*Exercise directions*
Your task is to gather the lines below that hold the string "this".

— START OF Task data —

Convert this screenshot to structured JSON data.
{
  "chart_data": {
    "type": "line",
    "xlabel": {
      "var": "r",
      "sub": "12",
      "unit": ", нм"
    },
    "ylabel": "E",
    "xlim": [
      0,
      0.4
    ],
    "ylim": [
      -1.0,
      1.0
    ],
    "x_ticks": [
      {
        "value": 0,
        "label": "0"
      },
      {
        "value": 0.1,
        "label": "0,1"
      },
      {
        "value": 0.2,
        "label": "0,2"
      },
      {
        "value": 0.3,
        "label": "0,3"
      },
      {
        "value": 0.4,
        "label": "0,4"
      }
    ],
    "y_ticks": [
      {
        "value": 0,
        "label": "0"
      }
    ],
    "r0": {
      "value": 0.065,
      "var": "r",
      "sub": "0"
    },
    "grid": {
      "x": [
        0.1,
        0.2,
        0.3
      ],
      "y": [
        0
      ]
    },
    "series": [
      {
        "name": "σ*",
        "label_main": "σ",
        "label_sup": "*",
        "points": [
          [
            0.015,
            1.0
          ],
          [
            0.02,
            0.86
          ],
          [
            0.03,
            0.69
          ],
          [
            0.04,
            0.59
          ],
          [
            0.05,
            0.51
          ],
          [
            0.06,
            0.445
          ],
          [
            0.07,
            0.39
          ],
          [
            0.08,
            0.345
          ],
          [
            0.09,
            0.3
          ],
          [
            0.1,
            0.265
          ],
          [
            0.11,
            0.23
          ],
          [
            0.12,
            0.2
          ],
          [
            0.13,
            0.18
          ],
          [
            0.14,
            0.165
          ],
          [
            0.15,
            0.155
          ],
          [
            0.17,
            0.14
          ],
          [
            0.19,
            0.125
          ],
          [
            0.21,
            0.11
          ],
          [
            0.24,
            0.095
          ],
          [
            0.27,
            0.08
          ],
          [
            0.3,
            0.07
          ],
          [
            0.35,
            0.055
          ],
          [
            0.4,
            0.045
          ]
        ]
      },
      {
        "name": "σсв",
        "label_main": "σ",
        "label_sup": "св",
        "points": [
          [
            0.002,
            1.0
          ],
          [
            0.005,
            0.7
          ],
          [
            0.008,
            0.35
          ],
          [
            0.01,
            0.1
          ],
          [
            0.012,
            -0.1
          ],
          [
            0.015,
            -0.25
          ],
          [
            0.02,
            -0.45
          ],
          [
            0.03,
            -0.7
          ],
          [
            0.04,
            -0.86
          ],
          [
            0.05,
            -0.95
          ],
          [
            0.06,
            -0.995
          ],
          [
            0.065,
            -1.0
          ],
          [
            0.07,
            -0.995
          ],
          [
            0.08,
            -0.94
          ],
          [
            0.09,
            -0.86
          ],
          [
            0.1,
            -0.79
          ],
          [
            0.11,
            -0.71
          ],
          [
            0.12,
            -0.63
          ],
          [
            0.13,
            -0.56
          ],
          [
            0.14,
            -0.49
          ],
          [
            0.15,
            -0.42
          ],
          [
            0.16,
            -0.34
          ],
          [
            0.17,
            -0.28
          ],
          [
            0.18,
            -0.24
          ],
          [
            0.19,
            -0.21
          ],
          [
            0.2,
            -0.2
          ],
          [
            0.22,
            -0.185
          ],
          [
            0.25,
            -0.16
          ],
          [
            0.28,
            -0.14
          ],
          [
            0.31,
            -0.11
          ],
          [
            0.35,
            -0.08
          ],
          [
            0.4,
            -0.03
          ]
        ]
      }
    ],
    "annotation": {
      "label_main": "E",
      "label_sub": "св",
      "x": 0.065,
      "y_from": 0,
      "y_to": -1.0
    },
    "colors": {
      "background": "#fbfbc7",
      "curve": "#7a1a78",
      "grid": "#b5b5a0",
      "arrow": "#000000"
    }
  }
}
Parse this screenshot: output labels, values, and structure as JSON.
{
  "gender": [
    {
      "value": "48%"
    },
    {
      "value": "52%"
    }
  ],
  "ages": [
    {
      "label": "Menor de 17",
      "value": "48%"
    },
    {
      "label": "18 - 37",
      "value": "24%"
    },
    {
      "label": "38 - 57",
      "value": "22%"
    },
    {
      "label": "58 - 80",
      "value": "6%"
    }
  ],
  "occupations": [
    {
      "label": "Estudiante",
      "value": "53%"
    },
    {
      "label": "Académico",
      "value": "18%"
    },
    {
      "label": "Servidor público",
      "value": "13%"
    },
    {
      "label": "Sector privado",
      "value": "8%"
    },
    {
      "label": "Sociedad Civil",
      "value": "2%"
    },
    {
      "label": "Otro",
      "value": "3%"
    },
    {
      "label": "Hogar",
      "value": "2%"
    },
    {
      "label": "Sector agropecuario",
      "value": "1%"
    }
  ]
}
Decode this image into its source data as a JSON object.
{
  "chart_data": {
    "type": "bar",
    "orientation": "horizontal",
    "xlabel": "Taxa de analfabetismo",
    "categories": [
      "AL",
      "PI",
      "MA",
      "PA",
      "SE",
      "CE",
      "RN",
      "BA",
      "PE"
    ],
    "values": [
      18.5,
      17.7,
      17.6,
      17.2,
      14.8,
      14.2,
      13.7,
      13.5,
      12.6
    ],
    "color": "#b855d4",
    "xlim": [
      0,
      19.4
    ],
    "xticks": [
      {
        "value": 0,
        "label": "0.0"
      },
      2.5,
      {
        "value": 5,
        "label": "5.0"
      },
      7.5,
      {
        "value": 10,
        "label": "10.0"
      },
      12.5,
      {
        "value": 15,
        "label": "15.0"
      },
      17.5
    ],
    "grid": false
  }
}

— END OF Task data —

*Output*
Convert this screenshot to structured JSON data.
Parse this screenshot: output labels, values, and structure as JSON.
Decode this image into its source data as a JSON object.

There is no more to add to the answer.